● Exercise directions
Copy out all the lines where "seconds" shows up.

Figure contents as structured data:
-.-.-
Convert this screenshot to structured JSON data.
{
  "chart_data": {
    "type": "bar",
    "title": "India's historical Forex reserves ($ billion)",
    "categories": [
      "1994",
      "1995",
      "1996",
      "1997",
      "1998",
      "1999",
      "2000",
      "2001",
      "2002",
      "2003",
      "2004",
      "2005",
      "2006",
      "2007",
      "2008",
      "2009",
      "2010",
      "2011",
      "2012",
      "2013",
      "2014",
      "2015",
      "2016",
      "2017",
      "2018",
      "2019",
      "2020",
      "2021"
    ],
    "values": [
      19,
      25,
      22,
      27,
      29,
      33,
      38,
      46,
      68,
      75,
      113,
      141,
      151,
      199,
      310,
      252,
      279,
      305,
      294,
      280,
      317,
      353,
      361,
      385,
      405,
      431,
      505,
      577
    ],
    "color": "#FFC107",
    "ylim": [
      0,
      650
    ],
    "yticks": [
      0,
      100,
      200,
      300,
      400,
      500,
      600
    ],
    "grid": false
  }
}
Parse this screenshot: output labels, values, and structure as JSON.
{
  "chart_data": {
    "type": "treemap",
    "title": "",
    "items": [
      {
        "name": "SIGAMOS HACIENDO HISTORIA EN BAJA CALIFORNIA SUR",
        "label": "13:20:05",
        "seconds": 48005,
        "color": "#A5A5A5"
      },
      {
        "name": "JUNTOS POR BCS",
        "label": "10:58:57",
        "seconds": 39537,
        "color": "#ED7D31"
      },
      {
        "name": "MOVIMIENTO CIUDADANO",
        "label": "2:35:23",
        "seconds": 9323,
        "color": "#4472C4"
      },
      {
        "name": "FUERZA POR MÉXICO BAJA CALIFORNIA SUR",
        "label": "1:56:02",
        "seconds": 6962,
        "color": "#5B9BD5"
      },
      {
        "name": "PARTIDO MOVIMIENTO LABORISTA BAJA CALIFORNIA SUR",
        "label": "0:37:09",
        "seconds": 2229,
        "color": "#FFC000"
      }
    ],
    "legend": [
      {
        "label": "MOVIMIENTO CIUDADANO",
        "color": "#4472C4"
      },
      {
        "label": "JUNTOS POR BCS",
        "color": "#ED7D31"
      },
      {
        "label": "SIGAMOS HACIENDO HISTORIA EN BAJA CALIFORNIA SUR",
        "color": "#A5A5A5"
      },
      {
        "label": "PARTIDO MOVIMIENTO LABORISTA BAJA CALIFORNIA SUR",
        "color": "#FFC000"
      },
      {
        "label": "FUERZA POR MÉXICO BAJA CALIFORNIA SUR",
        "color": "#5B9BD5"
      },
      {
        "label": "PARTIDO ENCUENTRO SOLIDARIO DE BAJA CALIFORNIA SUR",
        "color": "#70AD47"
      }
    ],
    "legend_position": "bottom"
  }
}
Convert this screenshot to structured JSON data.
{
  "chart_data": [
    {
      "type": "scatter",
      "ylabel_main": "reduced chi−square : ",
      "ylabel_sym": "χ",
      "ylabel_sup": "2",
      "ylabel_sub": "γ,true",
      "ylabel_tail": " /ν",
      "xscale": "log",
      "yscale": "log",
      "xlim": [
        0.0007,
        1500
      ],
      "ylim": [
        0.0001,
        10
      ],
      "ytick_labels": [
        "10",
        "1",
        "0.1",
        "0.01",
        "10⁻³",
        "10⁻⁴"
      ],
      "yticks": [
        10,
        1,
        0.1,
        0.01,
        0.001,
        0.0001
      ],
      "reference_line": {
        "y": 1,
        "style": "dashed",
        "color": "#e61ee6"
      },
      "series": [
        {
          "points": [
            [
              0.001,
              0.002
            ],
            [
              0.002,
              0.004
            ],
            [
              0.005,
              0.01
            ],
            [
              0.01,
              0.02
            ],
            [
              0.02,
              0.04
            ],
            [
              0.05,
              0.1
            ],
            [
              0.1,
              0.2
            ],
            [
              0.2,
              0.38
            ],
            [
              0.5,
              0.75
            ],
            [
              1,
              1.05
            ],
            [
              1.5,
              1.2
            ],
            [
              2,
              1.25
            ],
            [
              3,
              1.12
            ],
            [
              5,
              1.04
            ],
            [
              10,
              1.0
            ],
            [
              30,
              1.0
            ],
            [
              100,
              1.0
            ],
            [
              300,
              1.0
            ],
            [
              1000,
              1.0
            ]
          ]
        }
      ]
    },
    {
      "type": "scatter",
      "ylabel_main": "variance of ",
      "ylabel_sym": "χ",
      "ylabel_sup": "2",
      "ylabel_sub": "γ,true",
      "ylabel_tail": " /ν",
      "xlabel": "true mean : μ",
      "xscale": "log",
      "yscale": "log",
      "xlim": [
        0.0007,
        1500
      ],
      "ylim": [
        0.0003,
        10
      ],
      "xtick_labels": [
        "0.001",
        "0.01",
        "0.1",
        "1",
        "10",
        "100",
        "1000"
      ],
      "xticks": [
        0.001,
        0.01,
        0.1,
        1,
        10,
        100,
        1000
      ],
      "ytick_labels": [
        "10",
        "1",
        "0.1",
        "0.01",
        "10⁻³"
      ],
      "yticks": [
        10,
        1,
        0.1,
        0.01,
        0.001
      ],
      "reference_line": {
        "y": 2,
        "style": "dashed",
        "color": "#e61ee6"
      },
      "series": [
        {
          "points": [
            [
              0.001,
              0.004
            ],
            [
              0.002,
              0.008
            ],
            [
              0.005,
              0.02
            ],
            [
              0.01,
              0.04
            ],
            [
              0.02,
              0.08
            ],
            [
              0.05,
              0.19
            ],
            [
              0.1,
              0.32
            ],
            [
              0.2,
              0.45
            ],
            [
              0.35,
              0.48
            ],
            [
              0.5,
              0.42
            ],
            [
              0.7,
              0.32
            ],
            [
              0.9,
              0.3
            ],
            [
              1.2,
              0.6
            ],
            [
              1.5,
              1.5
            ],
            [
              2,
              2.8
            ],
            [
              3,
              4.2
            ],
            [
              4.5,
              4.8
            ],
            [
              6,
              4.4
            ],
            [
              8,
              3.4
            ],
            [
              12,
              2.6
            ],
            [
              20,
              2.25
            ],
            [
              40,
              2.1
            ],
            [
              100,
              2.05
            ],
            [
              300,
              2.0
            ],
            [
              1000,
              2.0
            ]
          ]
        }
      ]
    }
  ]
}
-.-.-
● Answer to the task
        "seconds": 48005,
        "seconds": 39537,
        "seconds": 9323,
        "seconds": 6962,
        "seconds": 2229,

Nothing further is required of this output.